▸ Layout records
##########
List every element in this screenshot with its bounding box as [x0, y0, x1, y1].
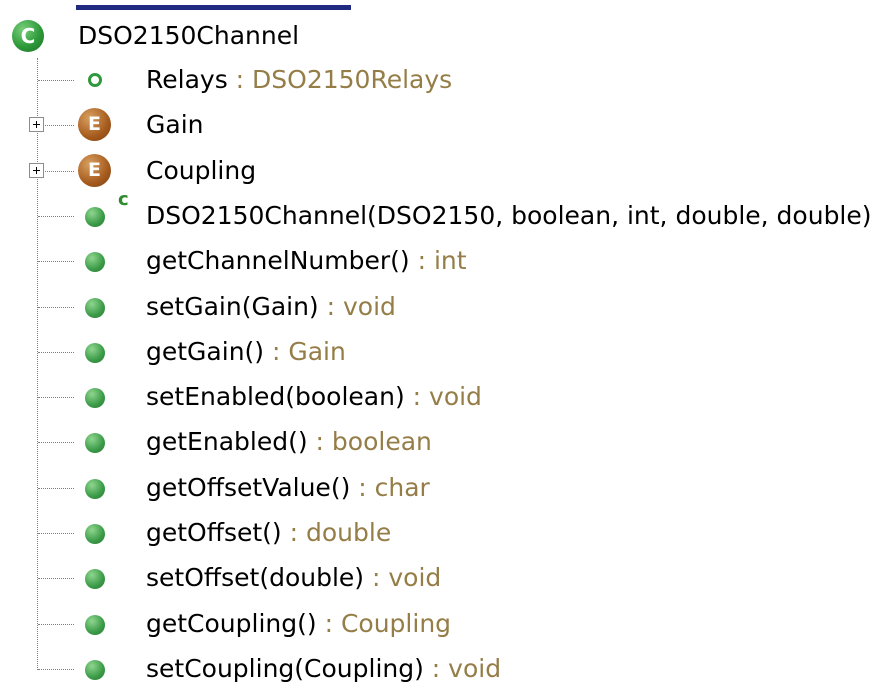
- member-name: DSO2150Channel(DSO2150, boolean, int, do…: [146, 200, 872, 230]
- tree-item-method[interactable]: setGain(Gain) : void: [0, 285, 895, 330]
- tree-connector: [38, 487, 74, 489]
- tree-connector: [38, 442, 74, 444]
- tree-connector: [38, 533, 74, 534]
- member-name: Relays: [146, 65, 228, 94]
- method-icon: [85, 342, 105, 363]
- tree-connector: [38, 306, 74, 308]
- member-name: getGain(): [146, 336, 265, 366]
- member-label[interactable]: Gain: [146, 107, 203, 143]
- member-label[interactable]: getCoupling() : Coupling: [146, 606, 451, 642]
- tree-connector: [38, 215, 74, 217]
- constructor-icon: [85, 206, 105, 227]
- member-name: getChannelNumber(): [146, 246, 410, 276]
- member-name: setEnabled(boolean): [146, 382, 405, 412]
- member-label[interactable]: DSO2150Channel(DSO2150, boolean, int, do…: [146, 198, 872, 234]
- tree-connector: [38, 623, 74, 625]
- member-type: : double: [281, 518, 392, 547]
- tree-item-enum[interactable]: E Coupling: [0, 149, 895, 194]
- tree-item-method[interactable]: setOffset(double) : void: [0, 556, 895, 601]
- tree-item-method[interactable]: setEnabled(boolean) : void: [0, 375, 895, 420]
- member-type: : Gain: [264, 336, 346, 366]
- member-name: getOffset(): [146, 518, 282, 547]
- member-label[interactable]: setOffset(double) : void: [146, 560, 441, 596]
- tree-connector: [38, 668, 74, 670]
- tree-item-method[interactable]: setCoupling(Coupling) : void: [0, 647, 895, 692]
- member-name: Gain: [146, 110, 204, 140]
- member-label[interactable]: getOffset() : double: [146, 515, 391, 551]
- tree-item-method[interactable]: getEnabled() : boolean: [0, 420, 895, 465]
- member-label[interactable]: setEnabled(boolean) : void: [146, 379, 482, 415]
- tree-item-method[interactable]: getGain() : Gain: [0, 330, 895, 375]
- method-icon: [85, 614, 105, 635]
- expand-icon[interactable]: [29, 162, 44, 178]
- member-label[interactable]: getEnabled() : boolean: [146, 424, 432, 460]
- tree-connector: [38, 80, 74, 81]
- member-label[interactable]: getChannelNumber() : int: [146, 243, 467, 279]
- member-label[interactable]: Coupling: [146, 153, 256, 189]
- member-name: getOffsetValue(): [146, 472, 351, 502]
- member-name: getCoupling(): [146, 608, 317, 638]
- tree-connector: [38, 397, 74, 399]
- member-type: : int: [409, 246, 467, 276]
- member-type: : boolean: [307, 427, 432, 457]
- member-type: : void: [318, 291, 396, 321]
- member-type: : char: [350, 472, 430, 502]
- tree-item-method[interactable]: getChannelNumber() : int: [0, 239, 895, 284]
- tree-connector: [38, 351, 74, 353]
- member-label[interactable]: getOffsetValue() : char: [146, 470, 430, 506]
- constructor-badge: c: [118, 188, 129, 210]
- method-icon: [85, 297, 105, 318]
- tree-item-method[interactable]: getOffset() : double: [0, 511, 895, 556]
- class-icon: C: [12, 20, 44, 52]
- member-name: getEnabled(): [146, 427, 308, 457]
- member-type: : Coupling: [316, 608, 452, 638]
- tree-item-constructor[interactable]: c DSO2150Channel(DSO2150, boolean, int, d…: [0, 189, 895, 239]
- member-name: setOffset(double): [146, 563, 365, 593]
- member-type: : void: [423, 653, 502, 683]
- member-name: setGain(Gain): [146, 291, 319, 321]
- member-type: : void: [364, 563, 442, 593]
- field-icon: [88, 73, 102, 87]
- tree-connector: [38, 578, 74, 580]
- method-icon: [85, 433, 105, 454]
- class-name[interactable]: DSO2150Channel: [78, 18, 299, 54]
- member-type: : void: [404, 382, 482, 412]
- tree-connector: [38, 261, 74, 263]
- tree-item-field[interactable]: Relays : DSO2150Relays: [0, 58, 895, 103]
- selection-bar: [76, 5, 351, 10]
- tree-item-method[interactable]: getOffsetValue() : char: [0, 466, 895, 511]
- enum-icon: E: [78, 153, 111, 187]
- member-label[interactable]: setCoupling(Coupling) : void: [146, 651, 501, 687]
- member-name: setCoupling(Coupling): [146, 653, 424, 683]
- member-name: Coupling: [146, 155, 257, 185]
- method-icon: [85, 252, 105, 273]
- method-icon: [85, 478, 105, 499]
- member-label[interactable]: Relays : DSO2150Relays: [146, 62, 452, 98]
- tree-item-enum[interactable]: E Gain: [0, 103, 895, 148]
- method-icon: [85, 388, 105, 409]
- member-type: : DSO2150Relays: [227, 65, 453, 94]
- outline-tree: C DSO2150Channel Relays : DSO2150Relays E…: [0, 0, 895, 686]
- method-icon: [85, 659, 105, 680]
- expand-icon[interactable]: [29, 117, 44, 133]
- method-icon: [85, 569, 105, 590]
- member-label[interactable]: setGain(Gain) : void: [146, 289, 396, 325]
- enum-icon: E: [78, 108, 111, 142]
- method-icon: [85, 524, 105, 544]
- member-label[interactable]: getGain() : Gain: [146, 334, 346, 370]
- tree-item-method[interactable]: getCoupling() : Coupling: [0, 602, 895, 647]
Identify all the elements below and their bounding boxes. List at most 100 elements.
##########
▸ WRITTEN EXERCISE
Rewrite the lines from the one containing "200, 872, 230]" through the one containing "- method-icon: [85, 342, 105, 363]", swapping "tree-connector" for "tree-link" and leaving everything else unchanged.

▸ THE COMPLETED TASK
- member-name: DSO2150Channel(DSO2150, boolean, int, do…: [146, 200, 872, 230]
- tree-item-method[interactable]: setGain(Gain) : void: [0, 285, 895, 330]
- tree-link: [38, 487, 74, 489]
- tree-link: [38, 442, 74, 444]
- tree-link: [38, 533, 74, 534]
- member-name: Relays: [146, 65, 228, 94]
- method-icon: [85, 342, 105, 363]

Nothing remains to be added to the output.